#### Instructions for the task
Could every line of the data be printed exactly as it reads?

#### Records to use
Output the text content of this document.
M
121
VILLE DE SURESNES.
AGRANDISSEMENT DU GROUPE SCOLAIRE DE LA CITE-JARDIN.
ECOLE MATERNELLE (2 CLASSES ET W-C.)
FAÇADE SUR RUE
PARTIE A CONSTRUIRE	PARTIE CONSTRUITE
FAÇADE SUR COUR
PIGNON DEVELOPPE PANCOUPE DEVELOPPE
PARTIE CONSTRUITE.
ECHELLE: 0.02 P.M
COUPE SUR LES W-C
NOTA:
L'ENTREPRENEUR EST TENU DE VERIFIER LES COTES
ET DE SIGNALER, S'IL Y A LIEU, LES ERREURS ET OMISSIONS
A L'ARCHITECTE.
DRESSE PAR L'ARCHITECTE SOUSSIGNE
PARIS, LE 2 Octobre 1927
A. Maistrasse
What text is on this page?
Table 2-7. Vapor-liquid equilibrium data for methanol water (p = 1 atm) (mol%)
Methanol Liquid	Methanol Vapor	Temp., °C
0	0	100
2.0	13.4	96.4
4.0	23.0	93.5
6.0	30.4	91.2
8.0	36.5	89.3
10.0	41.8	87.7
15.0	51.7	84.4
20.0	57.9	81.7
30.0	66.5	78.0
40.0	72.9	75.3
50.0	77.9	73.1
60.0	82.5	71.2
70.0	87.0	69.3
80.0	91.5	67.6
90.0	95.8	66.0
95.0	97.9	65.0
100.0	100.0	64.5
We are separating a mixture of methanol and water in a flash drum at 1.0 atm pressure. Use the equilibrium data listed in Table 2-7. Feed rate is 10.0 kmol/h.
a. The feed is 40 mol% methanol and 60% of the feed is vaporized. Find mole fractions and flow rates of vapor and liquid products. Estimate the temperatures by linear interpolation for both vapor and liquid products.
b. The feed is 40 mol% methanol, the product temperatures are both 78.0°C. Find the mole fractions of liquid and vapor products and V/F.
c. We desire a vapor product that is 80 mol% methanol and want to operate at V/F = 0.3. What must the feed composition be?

#### Result of this exercise
Output the text content of this document.
M
121
VILLE DE SURESNES.
AGRANDISSEMENT DU GROUPE SCOLAIRE DE LA CITE-JARDIN.
ECOLE MATERNELLE (2 CLASSES ET W-C.)
FAÇADE SUR RUE
PARTIE A CONSTRUIRE	PARTIE CONSTRUITE
FAÇADE SUR COUR
PIGNON DEVELOPPE PANCOUPE DEVELOPPE
PARTIE CONSTRUITE.
ECHELLE: 0.02 P.M
COUPE SUR LES W-C
NOTA:
L'ENTREPRENEUR EST TENU DE VERIFIER LES COTES
ET DE SIGNALER, S'IL Y A LIEU, LES ERREURS ET OMISSIONS
A L'ARCHITECTE.
DRESSE PAR L'ARCHITECTE SOUSSIGNE
PARIS, LE 2 Octobre 1927
A. Maistrasse
What text is on this page?
Table 2-7. Vapor-liquid equilibrium data for methanol water (p = 1 atm) (mol%)
Methanol Liquid	Methanol Vapor	Temp., °C
0	0	100
2.0	13.4	96.4
4.0	23.0	93.5
6.0	30.4	91.2
8.0	36.5	89.3
10.0	41.8	87.7
15.0	51.7	84.4
20.0	57.9	81.7
30.0	66.5	78.0
40.0	72.9	75.3
50.0	77.9	73.1
60.0	82.5	71.2
70.0	87.0	69.3
80.0	91.5	67.6
90.0	95.8	66.0
95.0	97.9	65.0
100.0	100.0	64.5
We are separating a mixture of methanol and water in a flash drum at 1.0 atm pressure. Use the equilibrium data listed in Table 2-7. Feed rate is 10.0 kmol/h.
a. The feed is 40 mol% methanol and 60% of the feed is vaporized. Find mole fractions and flow rates of vapor and liquid products. Estimate the temperatures by linear interpolation for both vapor and liquid products.
b. The feed is 40 mol% methanol, the product temperatures are both 78.0°C. Find the mole fractions of liquid and vapor products and V/F.
c. We desire a vapor product that is 80 mol% methanol and want to operate at V/F = 0.3. What must the feed composition be?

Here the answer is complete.